(Stored records)
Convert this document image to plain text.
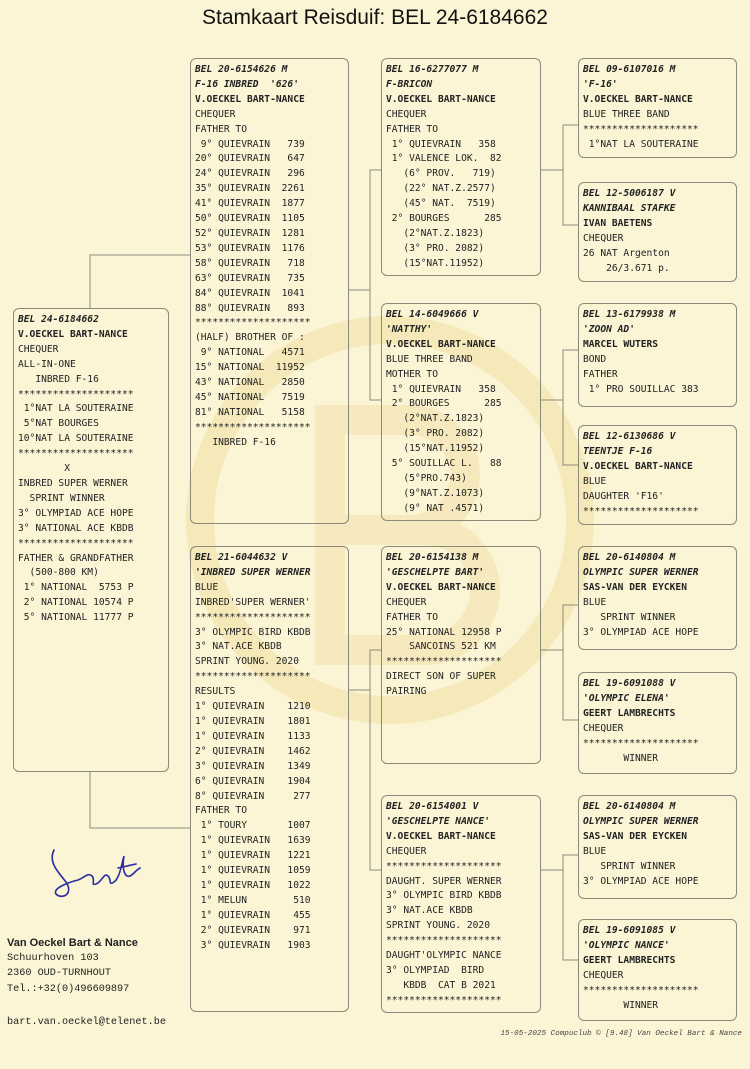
Stamkaart Reisduif: BEL 24-6184662
BEL 24-6184662
V.OECKEL BART-NANCE
CHEQUER
ALL-IN-ONE
INBRED F-16
********************
1°NAT LA SOUTERAINE
5°NAT BOURGES
10°NAT LA SOUTERAINE
********************
X
INBRED SUPER WERNER
SPRINT WINNER
3° OLYMPIAD ACE HOPE
3° NATIONAL ACE KBDB
********************
FATHER & GRANDFATHER
(500-800 KM)
1° NATIONAL  5753 P
2° NATIONAL 10574 P
5° NATIONAL 11777 P
BEL 20-6154626 M
F-16 INBRED  '626'
V.OECKEL BART-NANCE
CHEQUER
FATHER TO
9° QUIEVRAIN   739
20° QUIEVRAIN   647
24° QUIEVRAIN   296
35° QUIEVRAIN  2261
41° QUIEVRAIN  1877
50° QUIEVRAIN  1105
52° QUIEVRAIN  1281
53° QUIEVRAIN  1176
58° QUIEVRAIN   718
63° QUIEVRAIN   735
84° QUIEVRAIN  1041
88° QUIEVRAIN   893
********************
(HALF) BROTHER OF :
9° NATIONAL   4571
15° NATIONAL  11952
43° NATIONAL   2850
45° NATIONAL   7519
81° NATIONAL   5158
********************
INBRED F-16
BEL 21-6044632 V
'INBRED SUPER WERNER
BLUE
INBRED'SUPER WERNER'
********************
3° OLYMPIC BIRD KBDB
3° NAT.ACE KBDB
SPRINT YOUNG. 2020
********************
RESULTS
1° QUIEVRAIN    1210
1° QUIEVRAIN    1801
1° QUIEVRAIN    1133
2° QUIEVRAIN    1462
3° QUIEVRAIN    1349
6° QUIEVRAIN    1904
8° QUIEVRAIN     277
FATHER TO
1° TOURY       1007
1° QUIEVRAIN   1639
1° QUIEVRAIN   1221
1° QUIEVRAIN   1059
1° QUIEVRAIN   1022
1° MELUN        510
1° QUIEVRAIN    455
2° QUIEVRAIN    971
3° QUIEVRAIN   1903
BEL 16-6277077 M
F-BRICON
V.OECKEL BART-NANCE
CHEQUER
FATHER TO
1° QUIEVRAIN   358
1° VALENCE LOK.  82
(6° PROV.   719)
(22° NAT.Z.2577)
(45° NAT.  7519)
2° BOURGES      285
(2°NAT.Z.1823)
(3° PRO. 2082)
(15°NAT.11952)
BEL 14-6049666 V
'NATTHY'
V.OECKEL BART-NANCE
BLUE THREE BAND
MOTHER TO
1° QUIEVRAIN   358
2° BOURGES      285
(2°NAT.Z.1823)
(3° PRO. 2082)
(15°NAT.11952)
5° SOUILLAC L.   88
(5°PRO.743)
(9°NAT.Z.1073)
(9° NAT .4571)
BEL 20-6154138 M
'GESCHELPTE BART'
V.OECKEL BART-NANCE
CHEQUER
FATHER TO
25° NATIONAL 12958 P
SANCOINS 521 KM
********************
DIRECT SON OF SUPER
PAIRING
BEL 20-6154001 V
'GESCHELPTE NANCE'
V.OECKEL BART-NANCE
CHEQUER
********************
DAUGHT. SUPER WERNER
3° OLYMPIC BIRD KBDB
3° NAT.ACE KBDB
SPRINT YOUNG. 2020
********************
DAUGHT'OLYMPIC NANCE
3° OLYMPIAD  BIRD
KBDB  CAT B 2021
********************
BEL 09-6107016 M
'F-16'
V.OECKEL BART-NANCE
BLUE THREE BAND
********************
1°NAT LA SOUTERAINE
BEL 12-5006187 V
KANNIBAAL STAFKE
IVAN BAETENS
CHEQUER
26 NAT Argenton
26/3.671 p.
BEL 13-6179938 M
'ZOON AD'
MARCEL WUTERS
BOND
FATHER
1° PRO SOUILLAC 383
BEL 12-6130686 V
TEENTJE F-16
V.OECKEL BART-NANCE
BLUE
DAUGHTER 'F16'
********************
BEL 20-6140804 M
OLYMPIC SUPER WERNER
SAS-VAN DER EYCKEN
BLUE
SPRINT WINNER
3° OLYMPIAD ACE HOPE
BEL 19-6091088 V
'OLYMPIC ELENA'
GEERT LAMBRECHTS
CHEQUER
********************
WINNER
BEL 20-6140804 M
OLYMPIC SUPER WERNER
SAS-VAN DER EYCKEN
BLUE
SPRINT WINNER
3° OLYMPIAD ACE HOPE
BEL 19-6091085 V
'OLYMPIC NANCE'
GEERT LAMBRECHTS
CHEQUER
********************
WINNER
Van Oeckel Bart & Nance
Schuurhoven 103
2360 OUD-TURNHOUT
Tel.:+32(0)496609897
bart.van.oeckel@telenet.be
15-05-2025 Compuclub © [9.48] Van Oeckel Bart & Nance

| Written exercise |
Above are the records; reproduce them exactly and leave out the pictures.

| Task output |
Convert this document image to plain text.
Stamkaart Reisduif: BEL 24-6184662
BEL 24-6184662
V.OECKEL BART-NANCE
CHEQUER
ALL-IN-ONE
INBRED F-16
********************
1°NAT LA SOUTERAINE
5°NAT BOURGES
10°NAT LA SOUTERAINE
********************
X
INBRED SUPER WERNER
SPRINT WINNER
3° OLYMPIAD ACE HOPE
3° NATIONAL ACE KBDB
********************
FATHER & GRANDFATHER
(500-800 KM)
1° NATIONAL  5753 P
2° NATIONAL 10574 P
5° NATIONAL 11777 P
BEL 20-6154626 M
F-16 INBRED  '626'
V.OECKEL BART-NANCE
CHEQUER
FATHER TO
9° QUIEVRAIN   739
20° QUIEVRAIN   647
24° QUIEVRAIN   296
35° QUIEVRAIN  2261
41° QUIEVRAIN  1877
50° QUIEVRAIN  1105
52° QUIEVRAIN  1281
53° QUIEVRAIN  1176
58° QUIEVRAIN   718
63° QUIEVRAIN   735
84° QUIEVRAIN  1041
88° QUIEVRAIN   893
********************
(HALF) BROTHER OF :
9° NATIONAL   4571
15° NATIONAL  11952
43° NATIONAL   2850
45° NATIONAL   7519
81° NATIONAL   5158
********************
INBRED F-16
BEL 21-6044632 V
'INBRED SUPER WERNER
BLUE
INBRED'SUPER WERNER'
********************
3° OLYMPIC BIRD KBDB
3° NAT.ACE KBDB
SPRINT YOUNG. 2020
********************
RESULTS
1° QUIEVRAIN    1210
1° QUIEVRAIN    1801
1° QUIEVRAIN    1133
2° QUIEVRAIN    1462
3° QUIEVRAIN    1349
6° QUIEVRAIN    1904
8° QUIEVRAIN     277
FATHER TO
1° TOURY       1007
1° QUIEVRAIN   1639
1° QUIEVRAIN   1221
1° QUIEVRAIN   1059
1° QUIEVRAIN   1022
1° MELUN        510
1° QUIEVRAIN    455
2° QUIEVRAIN    971
3° QUIEVRAIN   1903
BEL 16-6277077 M
F-BRICON
V.OECKEL BART-NANCE
CHEQUER
FATHER TO
1° QUIEVRAIN   358
1° VALENCE LOK.  82
(6° PROV.   719)
(22° NAT.Z.2577)
(45° NAT.  7519)
2° BOURGES      285
(2°NAT.Z.1823)
(3° PRO. 2082)
(15°NAT.11952)
BEL 14-6049666 V
'NATTHY'
V.OECKEL BART-NANCE
BLUE THREE BAND
MOTHER TO
1° QUIEVRAIN   358
2° BOURGES      285
(2°NAT.Z.1823)
(3° PRO. 2082)
(15°NAT.11952)
5° SOUILLAC L.   88
(5°PRO.743)
(9°NAT.Z.1073)
(9° NAT .4571)
BEL 20-6154138 M
'GESCHELPTE BART'
V.OECKEL BART-NANCE
CHEQUER
FATHER TO
25° NATIONAL 12958 P
SANCOINS 521 KM
********************
DIRECT SON OF SUPER
PAIRING
BEL 20-6154001 V
'GESCHELPTE NANCE'
V.OECKEL BART-NANCE
CHEQUER
********************
DAUGHT. SUPER WERNER
3° OLYMPIC BIRD KBDB
3° NAT.ACE KBDB
SPRINT YOUNG. 2020
********************
DAUGHT'OLYMPIC NANCE
3° OLYMPIAD  BIRD
KBDB  CAT B 2021
********************
BEL 09-6107016 M
'F-16'
V.OECKEL BART-NANCE
BLUE THREE BAND
********************
1°NAT LA SOUTERAINE
BEL 12-5006187 V
KANNIBAAL STAFKE
IVAN BAETENS
CHEQUER
26 NAT Argenton
26/3.671 p.
BEL 13-6179938 M
'ZOON AD'
MARCEL WUTERS
BOND
FATHER
1° PRO SOUILLAC 383
BEL 12-6130686 V
TEENTJE F-16
V.OECKEL BART-NANCE
BLUE
DAUGHTER 'F16'
********************
BEL 20-6140804 M
OLYMPIC SUPER WERNER
SAS-VAN DER EYCKEN
BLUE
SPRINT WINNER
3° OLYMPIAD ACE HOPE
BEL 19-6091088 V
'OLYMPIC ELENA'
GEERT LAMBRECHTS
CHEQUER
********************
WINNER
BEL 20-6140804 M
OLYMPIC SUPER WERNER
SAS-VAN DER EYCKEN
BLUE
SPRINT WINNER
3° OLYMPIAD ACE HOPE
BEL 19-6091085 V
'OLYMPIC NANCE'
GEERT LAMBRECHTS
CHEQUER
********************
WINNER
Van Oeckel Bart & Nance
Schuurhoven 103
2360 OUD-TURNHOUT
Tel.:+32(0)496609897
bart.van.oeckel@telenet.be
15-05-2025 Compuclub © [9.48] Van Oeckel Bart & Nance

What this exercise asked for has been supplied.